TASK PROMPT: Please copy the entries below line for line, keeping every character the same.

SUPPLIED ENTRIES:

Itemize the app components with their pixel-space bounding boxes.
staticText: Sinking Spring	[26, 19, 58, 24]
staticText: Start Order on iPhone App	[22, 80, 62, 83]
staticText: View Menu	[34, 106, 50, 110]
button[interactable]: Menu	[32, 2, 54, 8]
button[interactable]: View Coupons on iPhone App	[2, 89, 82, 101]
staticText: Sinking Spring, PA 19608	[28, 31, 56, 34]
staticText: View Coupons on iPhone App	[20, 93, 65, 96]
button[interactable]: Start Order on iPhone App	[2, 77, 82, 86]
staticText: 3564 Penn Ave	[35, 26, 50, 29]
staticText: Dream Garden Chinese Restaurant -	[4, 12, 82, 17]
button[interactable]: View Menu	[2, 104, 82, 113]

FINAL RESULT:
Itemize the app components with their pixel-space bounding boxes.
staticText: Sinking Spring	[26, 19, 58, 24]
staticText: Start Order on iPhone App	[22, 80, 62, 83]
staticText: View Menu	[34, 106, 50, 110]
button[interactable]: Menu	[32, 2, 54, 8]
button[interactable]: View Coupons on iPhone App	[2, 89, 82, 101]
staticText: Sinking Spring, PA 19608	[28, 31, 56, 34]
staticText: View Coupons on iPhone App	[20, 93, 65, 96]
button[interactable]: Start Order on iPhone App	[2, 77, 82, 86]
staticText: 3564 Penn Ave	[35, 26, 50, 29]
staticText: Dream Garden Chinese Restaurant -	[4, 12, 82, 17]
button[interactable]: View Menu	[2, 104, 82, 113]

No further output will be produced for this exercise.